◆ **Document section**
Given all the historical user-video interaction data $\mathcal {D}=\{ \mathcal {O},\mathcal {O}^{-} \}$, where $\mathcal {O}$ and $\mathcal {O}^{-}$ denote the positive and negative instances, respectively. For a user u and a set of corresponding unseen videos, our goal is to find a interaction function $f(\cdot )$ to rank all the unseen videos based on how much s/he like the video. The top K most likely to watch videos are the final results recommended to user u. For reference, we list the notations used throughout the algorithm in Table 1.

Table 1. Notations used in SACF algorithm

Full size table

3.2 Latent Semantic Representation

In this section, we explain the methods to capture latent semantic representation, which aim to extract the similarity lurked in users and videos. Before digging into the details, to better model the information of Internet slangs, we need to conduct a few data preprocessing work:

Different character components within a TSC may indicate different meanings. Thus, we will split a complete TSC into multiple substrings, where each substring represents a series of consecutive characters of the same type and these substrings will be treated as part of the TSC set ${{\varvec{c}}}$ as well. These character types can be English letter, pure number and Chinese character. For instance, TSC “awesome!!2333” will be treated as two TSCs, i.e.“awesome" and “2333” (laughter).
Moreover, the excessive TSCs will obviously impair the performance of the algorithm. Thereby, those Chinese substrings that are too long will also be segmented (the threshold of segmentation in our experiments is more than five consecutive Chinese characters).

Inspired by [14, 18], we propose the improved word embedding methods to learn representations. In this schema, each user is mapped to a unique latent vector ${{\varvec{w}}}_{u}$ and each vector is represented as one column of the matrix ${{\varvec{W}}}$ where ${{\varvec{W}}}$ indicates the user semantic representation matrix. Given the sequence of user ${{\varvec{s}}}_{i}^{(u)}$ from a finite user set ${{\varvec{u}}}$, the objective function aiming at maximizing is formulated as follows,

$$\begin{aligned} \frac{1}{T_i} \sum _{t=k}^{T_i-k} \sum _{-k\le j\le k, j\ne 0} \log p(u_{i}^{t} | u_{i}^{t+j}) \end{aligned}$$

(1)

where k is the context window size and $p(\cdot )$ is the softmax function,

$$\begin{aligned} p(u_{i}^{t} | u_{i}^{t+j}) = \frac{\exp ( {{{\varvec{w}}}_{u_{i}^{t}}}^T \cdot {{\varvec{w}}}_{u_{i}^{t+j}})}{\sum _{u^{'} \in {{\varvec{u}}}} \exp ( {{{\varvec{w}}}_{{u_{i}^{t+j}}}}^T \cdot {{\varvec{w}}}_{u^{'}} )} \end{aligned}$$

(2)

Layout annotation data
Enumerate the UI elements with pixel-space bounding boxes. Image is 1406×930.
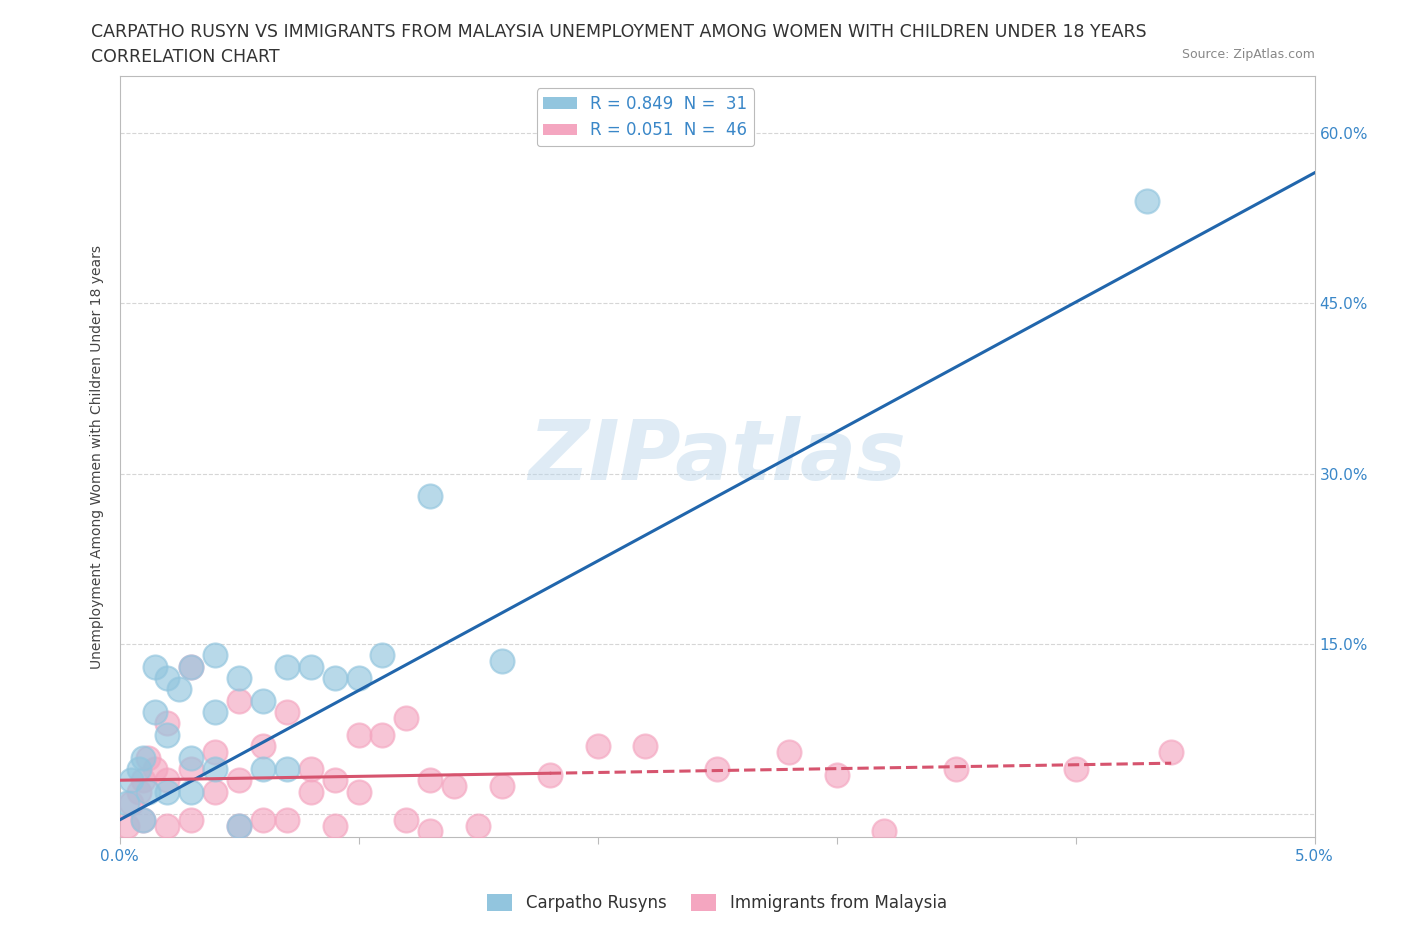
Point — [204, 705, 226, 720]
Point — [204, 784, 226, 799]
Point — [145, 762, 166, 777]
Point — [180, 659, 202, 674]
Point — [228, 773, 250, 788]
Point — [204, 744, 226, 759]
Point — [419, 824, 441, 839]
Point — [395, 813, 418, 828]
Point — [180, 751, 202, 765]
Point — [228, 693, 250, 708]
Point — [145, 659, 166, 674]
Point — [347, 727, 370, 742]
Point — [180, 813, 202, 828]
Point — [156, 784, 179, 799]
Point — [347, 671, 370, 685]
Point — [467, 818, 489, 833]
Point — [156, 716, 179, 731]
Point — [132, 751, 155, 765]
Point — [419, 489, 441, 504]
Point — [128, 762, 150, 777]
Point — [1064, 762, 1087, 777]
Y-axis label: Unemployment Among Women with Children Under 18 years: Unemployment Among Women with Children U… — [90, 245, 104, 669]
Point — [252, 693, 274, 708]
Point — [276, 659, 298, 674]
Point — [491, 778, 513, 793]
Point — [180, 659, 202, 674]
Point — [538, 767, 561, 782]
Point — [228, 671, 250, 685]
Point — [156, 773, 179, 788]
Point — [371, 648, 394, 663]
Text: CARPATHO RUSYN VS IMMIGRANTS FROM MALAYSIA UNEMPLOYMENT AMONG WOMEN WITH CHILDRE: CARPATHO RUSYN VS IMMIGRANTS FROM MALAYS… — [91, 23, 1147, 41]
Point — [323, 818, 346, 833]
Point — [132, 773, 155, 788]
Point — [706, 762, 728, 777]
Point — [228, 818, 250, 833]
Point — [204, 762, 226, 777]
Point — [276, 705, 298, 720]
Point — [323, 773, 346, 788]
Point — [276, 762, 298, 777]
Point — [1160, 744, 1182, 759]
Point — [395, 711, 418, 725]
Point — [299, 659, 322, 674]
Point — [873, 824, 896, 839]
Point — [145, 705, 166, 720]
Point — [252, 762, 274, 777]
Text: ZIPatlas: ZIPatlas — [529, 416, 905, 498]
Point — [136, 784, 159, 799]
Point — [276, 813, 298, 828]
Point — [825, 767, 848, 782]
Point — [121, 795, 143, 810]
Point — [156, 671, 179, 685]
Point — [180, 762, 202, 777]
Point — [323, 671, 346, 685]
Point — [156, 818, 179, 833]
Point — [945, 762, 967, 777]
Point — [371, 727, 394, 742]
Legend: Carpatho Rusyns, Immigrants from Malaysia: Carpatho Rusyns, Immigrants from Malaysi… — [481, 887, 953, 919]
Point — [491, 654, 513, 669]
Point — [778, 744, 800, 759]
Point — [347, 784, 370, 799]
Point — [169, 682, 191, 697]
Point — [443, 778, 465, 793]
Text: CORRELATION CHART: CORRELATION CHART — [91, 48, 280, 66]
Text: Source: ZipAtlas.com: Source: ZipAtlas.com — [1181, 48, 1315, 61]
Point — [299, 784, 322, 799]
Point — [115, 818, 138, 833]
Point — [180, 784, 202, 799]
Point — [252, 738, 274, 753]
Point — [156, 727, 179, 742]
Point — [136, 751, 159, 765]
Point — [634, 738, 657, 753]
Point — [128, 784, 150, 799]
Point — [299, 762, 322, 777]
Point — [132, 813, 155, 828]
Point — [115, 795, 138, 810]
Point — [204, 648, 226, 663]
Point — [228, 818, 250, 833]
Point — [1136, 193, 1159, 208]
Point — [121, 773, 143, 788]
Point — [586, 738, 609, 753]
Point — [419, 773, 441, 788]
Point — [132, 813, 155, 828]
Point — [252, 813, 274, 828]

◆ **Task instructions**
1. Answer these questions from the recommendation passage:
(a) Which character types can a TSC substring be?
(b) What segmentation threshold was used for long Chinese substrings in the experiments?
(c) What does k denote in the objective function?
2. Please quote the recommendation passage between "Given all the" and "in Table 1.", inclusive.

◆ **Worked solutions**
1.
(a) English letter, pure number and Chinese character.
(b) More than five consecutive Chinese characters.
(c) The context window size.

2.
Given all the historical user-video interaction data $\mathcal {D}=\{ \mathcal {O},\mathcal {O}^{-} \}$, where $\mathcal {O}$ and $\mathcal {O}^{-}$ denote the positive and negative instances, respectively. For a user u and a set of corresponding unseen videos, our goal is to find a interaction function $f(\cdot )$ to rank all the unseen videos based on how much s/he like the video. The top K most likely to watch videos are the final results recommended to user u. For reference, we list the notations used throughout the algorithm in Table 1.